Your objective -
Extract all data as written.

(Extracted data entries)
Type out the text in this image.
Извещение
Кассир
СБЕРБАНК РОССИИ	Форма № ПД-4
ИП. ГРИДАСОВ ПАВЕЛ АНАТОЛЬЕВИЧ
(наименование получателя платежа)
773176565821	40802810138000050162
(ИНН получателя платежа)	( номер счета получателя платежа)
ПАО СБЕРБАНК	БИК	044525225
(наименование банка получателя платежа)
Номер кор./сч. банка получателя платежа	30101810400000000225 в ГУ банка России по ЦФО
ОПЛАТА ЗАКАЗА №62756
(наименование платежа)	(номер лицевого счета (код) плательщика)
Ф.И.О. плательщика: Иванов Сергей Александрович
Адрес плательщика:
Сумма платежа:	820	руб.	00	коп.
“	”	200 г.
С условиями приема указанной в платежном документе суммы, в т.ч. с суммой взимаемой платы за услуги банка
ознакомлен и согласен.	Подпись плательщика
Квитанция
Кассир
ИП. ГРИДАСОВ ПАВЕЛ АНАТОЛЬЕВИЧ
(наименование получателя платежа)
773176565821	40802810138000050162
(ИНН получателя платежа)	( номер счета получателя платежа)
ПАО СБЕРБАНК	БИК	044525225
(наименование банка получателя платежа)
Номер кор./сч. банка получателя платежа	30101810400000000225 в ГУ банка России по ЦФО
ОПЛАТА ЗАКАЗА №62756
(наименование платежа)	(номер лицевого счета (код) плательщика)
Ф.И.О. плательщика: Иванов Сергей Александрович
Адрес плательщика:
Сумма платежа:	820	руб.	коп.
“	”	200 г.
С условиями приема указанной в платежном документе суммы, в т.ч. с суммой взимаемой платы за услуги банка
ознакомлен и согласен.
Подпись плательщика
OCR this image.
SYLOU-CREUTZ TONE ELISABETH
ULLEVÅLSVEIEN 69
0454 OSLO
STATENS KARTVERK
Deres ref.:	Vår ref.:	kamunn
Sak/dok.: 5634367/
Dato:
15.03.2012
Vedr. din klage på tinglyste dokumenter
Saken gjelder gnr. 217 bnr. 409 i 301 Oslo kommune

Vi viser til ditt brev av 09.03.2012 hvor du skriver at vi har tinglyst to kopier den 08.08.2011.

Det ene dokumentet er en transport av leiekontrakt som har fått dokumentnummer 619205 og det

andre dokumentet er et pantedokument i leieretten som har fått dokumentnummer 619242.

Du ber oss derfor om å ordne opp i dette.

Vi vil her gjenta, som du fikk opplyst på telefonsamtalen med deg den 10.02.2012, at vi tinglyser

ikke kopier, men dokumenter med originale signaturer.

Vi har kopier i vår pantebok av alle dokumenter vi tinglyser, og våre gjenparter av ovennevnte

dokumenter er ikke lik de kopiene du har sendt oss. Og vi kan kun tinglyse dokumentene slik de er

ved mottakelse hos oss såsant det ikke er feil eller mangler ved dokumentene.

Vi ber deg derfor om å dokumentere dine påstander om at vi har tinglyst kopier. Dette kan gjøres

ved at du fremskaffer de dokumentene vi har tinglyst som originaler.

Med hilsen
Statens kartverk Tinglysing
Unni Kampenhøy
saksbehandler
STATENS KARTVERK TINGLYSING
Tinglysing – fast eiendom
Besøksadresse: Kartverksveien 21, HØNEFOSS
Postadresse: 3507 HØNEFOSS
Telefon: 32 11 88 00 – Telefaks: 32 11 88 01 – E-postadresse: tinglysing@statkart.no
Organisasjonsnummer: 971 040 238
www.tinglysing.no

Complete answer -
Type out the text in this image.
Извещение
Кассир
СБЕРБАНК РОССИИ	Форма № ПД-4
ИП. ГРИДАСОВ ПАВЕЛ АНАТОЛЬЕВИЧ
(наименование получателя платежа)
773176565821	40802810138000050162
(ИНН получателя платежа)	( номер счета получателя платежа)
ПАО СБЕРБАНК	БИК	044525225
(наименование банка получателя платежа)
Номер кор./сч. банка получателя платежа	30101810400000000225 в ГУ банка России по ЦФО
ОПЛАТА ЗАКАЗА №62756
(наименование платежа)	(номер лицевого счета (код) плательщика)
Ф.И.О. плательщика: Иванов Сергей Александрович
Адрес плательщика:
Сумма платежа:	820	руб.	00	коп.
“	”	200 г.
С условиями приема указанной в платежном документе суммы, в т.ч. с суммой взимаемой платы за услуги банка
ознакомлен и согласен.	Подпись плательщика
Квитанция
Кассир
ИП. ГРИДАСОВ ПАВЕЛ АНАТОЛЬЕВИЧ
(наименование получателя платежа)
773176565821	40802810138000050162
(ИНН получателя платежа)	( номер счета получателя платежа)
ПАО СБЕРБАНК	БИК	044525225
(наименование банка получателя платежа)
Номер кор./сч. банка получателя платежа	30101810400000000225 в ГУ банка России по ЦФО
ОПЛАТА ЗАКАЗА №62756
(наименование платежа)	(номер лицевого счета (код) плательщика)
Ф.И.О. плательщика: Иванов Сергей Александрович
Адрес плательщика:
Сумма платежа:	820	руб.	коп.
“	”	200 г.
С условиями приема указанной в платежном документе суммы, в т.ч. с суммой взимаемой платы за услуги банка
ознакомлен и согласен.
Подпись плательщика
OCR this image.
SYLOU-CREUTZ TONE ELISABETH
ULLEVÅLSVEIEN 69
0454 OSLO
STATENS KARTVERK
Deres ref.:	Vår ref.:	kamunn
Sak/dok.: 5634367/
Dato:
15.03.2012
Vedr. din klage på tinglyste dokumenter
Saken gjelder gnr. 217 bnr. 409 i 301 Oslo kommune

Vi viser til ditt brev av 09.03.2012 hvor du skriver at vi har tinglyst to kopier den 08.08.2011.

Det ene dokumentet er en transport av leiekontrakt som har fått dokumentnummer 619205 og det

andre dokumentet er et pantedokument i leieretten som har fått dokumentnummer 619242.

Du ber oss derfor om å ordne opp i dette.

Vi vil her gjenta, som du fikk opplyst på telefonsamtalen med deg den 10.02.2012, at vi tinglyser

ikke kopier, men dokumenter med originale signaturer.

Vi har kopier i vår pantebok av alle dokumenter vi tinglyser, og våre gjenparter av ovennevnte

dokumenter er ikke lik de kopiene du har sendt oss. Og vi kan kun tinglyse dokumentene slik de er

ved mottakelse hos oss såsant det ikke er feil eller mangler ved dokumentene.

Vi ber deg derfor om å dokumentere dine påstander om at vi har tinglyst kopier. Dette kan gjøres

ved at du fremskaffer de dokumentene vi har tinglyst som originaler.

Med hilsen
Statens kartverk Tinglysing
Unni Kampenhøy
saksbehandler
STATENS KARTVERK TINGLYSING
Tinglysing – fast eiendom
Besøksadresse: Kartverksveien 21, HØNEFOSS
Postadresse: 3507 HØNEFOSS
Telefon: 32 11 88 00 – Telefaks: 32 11 88 01 – E-postadresse: tinglysing@statkart.no
Organisasjonsnummer: 971 040 238
www.tinglysing.no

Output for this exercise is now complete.